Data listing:
start
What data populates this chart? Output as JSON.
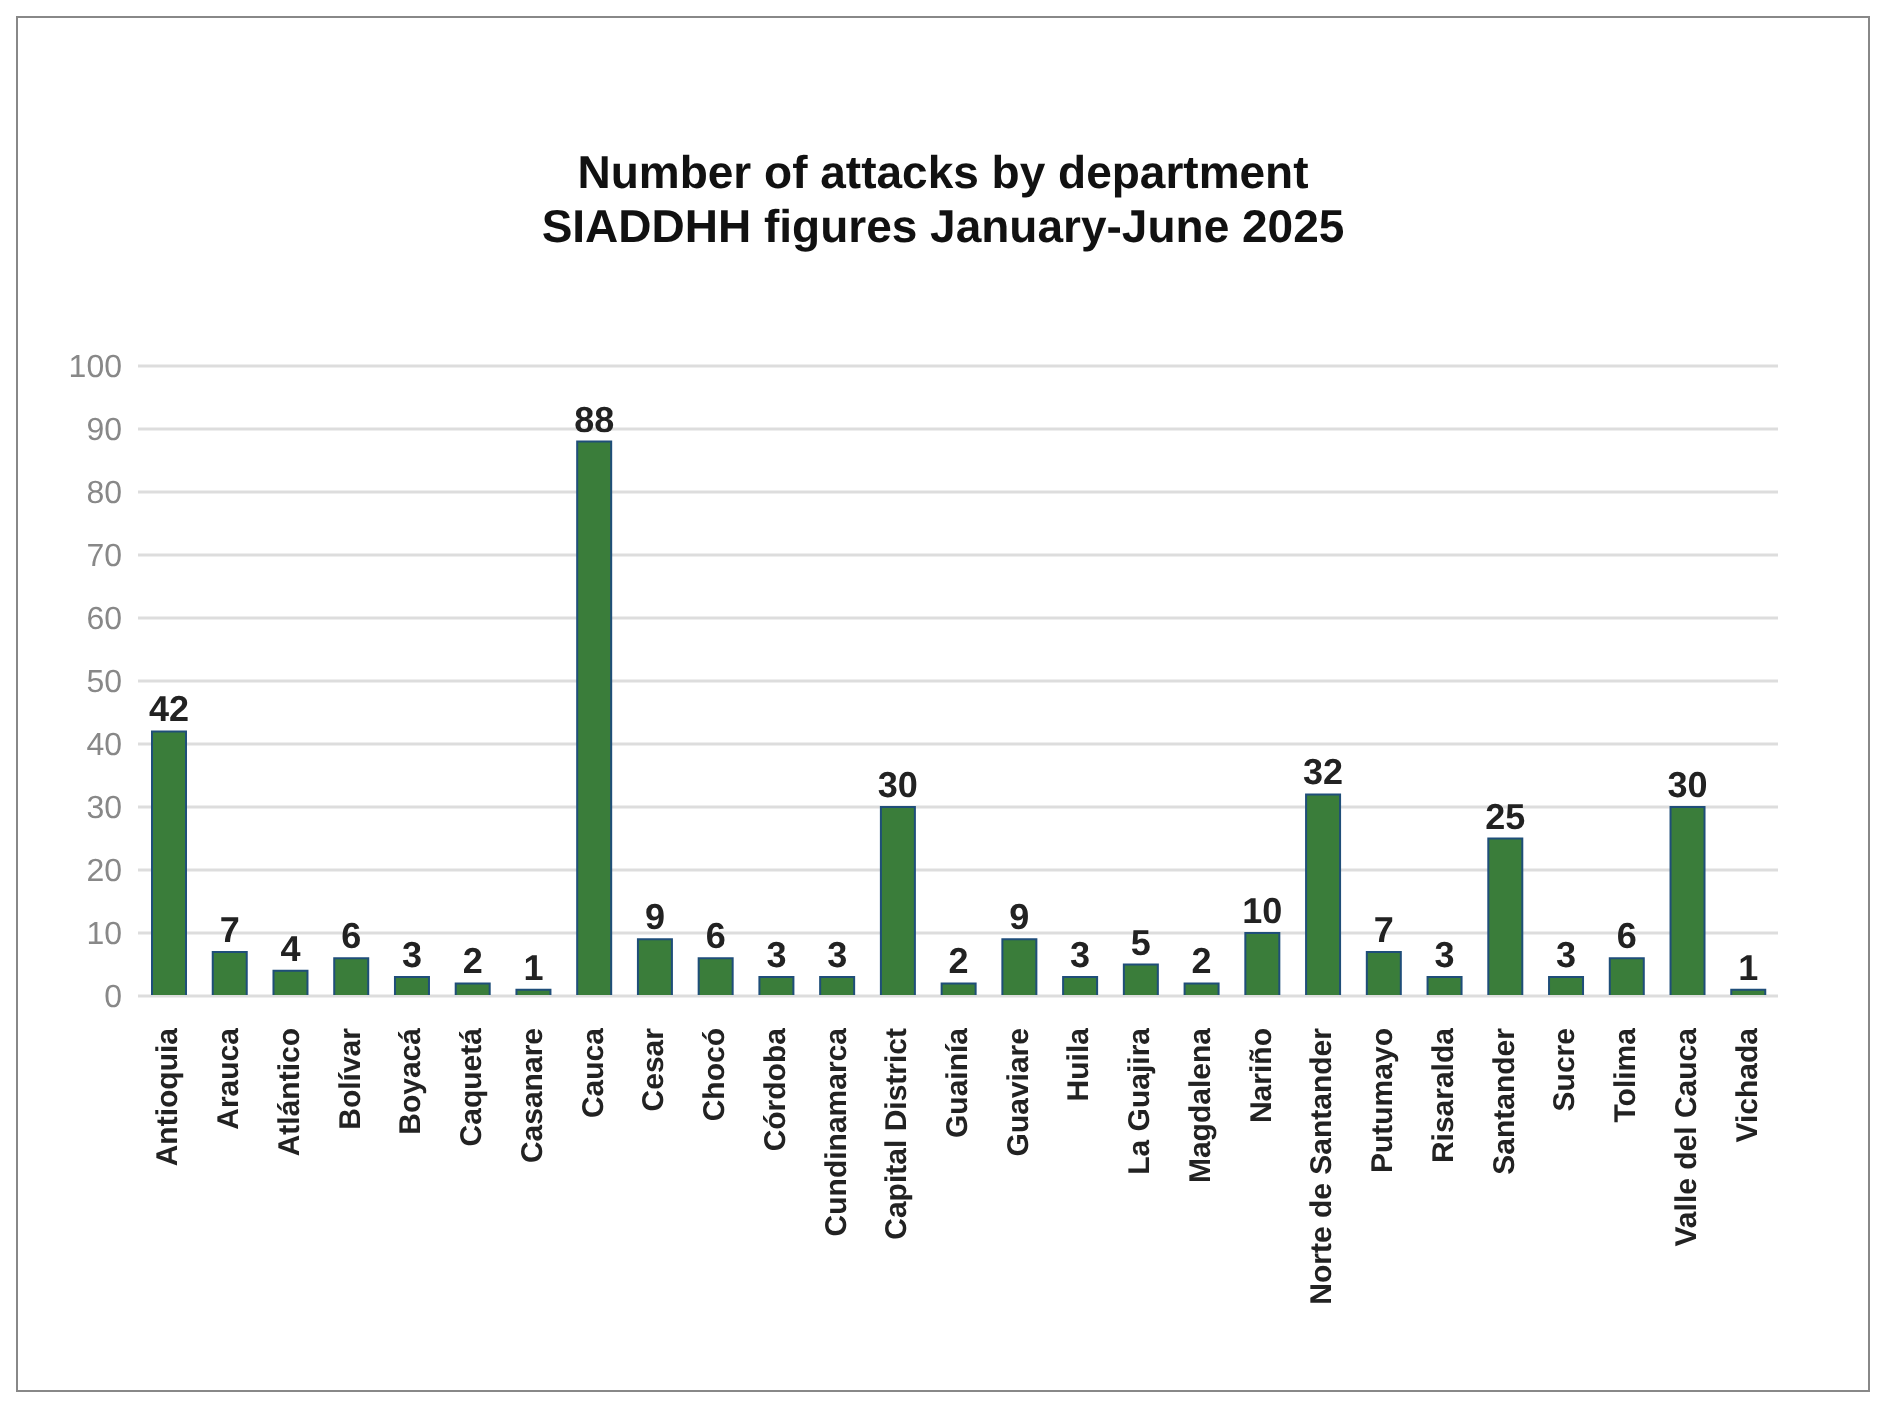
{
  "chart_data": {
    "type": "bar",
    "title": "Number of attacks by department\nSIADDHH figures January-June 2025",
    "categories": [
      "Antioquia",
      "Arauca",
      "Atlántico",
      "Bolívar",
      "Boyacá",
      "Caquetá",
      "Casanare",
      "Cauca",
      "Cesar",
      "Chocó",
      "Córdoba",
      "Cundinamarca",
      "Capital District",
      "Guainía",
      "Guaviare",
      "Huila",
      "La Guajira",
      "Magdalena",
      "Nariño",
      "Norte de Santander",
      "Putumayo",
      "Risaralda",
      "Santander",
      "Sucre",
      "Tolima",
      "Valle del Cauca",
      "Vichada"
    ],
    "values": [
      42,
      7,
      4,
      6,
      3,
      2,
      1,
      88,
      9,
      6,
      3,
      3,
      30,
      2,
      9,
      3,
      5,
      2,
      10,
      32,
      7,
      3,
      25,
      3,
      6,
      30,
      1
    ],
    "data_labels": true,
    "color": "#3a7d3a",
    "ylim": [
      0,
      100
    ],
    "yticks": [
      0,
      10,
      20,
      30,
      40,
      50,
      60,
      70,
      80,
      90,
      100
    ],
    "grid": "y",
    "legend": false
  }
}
end
start
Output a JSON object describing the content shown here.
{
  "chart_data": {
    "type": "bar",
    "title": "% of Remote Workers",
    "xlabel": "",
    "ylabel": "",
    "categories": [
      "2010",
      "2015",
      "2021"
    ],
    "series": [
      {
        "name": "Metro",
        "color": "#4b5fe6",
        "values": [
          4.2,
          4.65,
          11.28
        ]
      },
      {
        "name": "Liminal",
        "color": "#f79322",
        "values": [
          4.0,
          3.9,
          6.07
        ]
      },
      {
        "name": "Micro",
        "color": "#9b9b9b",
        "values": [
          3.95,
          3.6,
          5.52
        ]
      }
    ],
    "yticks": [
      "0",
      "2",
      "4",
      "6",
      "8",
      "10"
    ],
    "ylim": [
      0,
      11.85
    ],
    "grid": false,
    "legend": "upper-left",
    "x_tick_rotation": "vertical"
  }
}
end
▶ [The problem]: Find the word "color" in the data and show each line that holds it.

▶ [Full response]:
    "color": "#3a7d3a",
        "color": "#4b5fe6",
        "color": "#f79322",
        "color": "#9b9b9b",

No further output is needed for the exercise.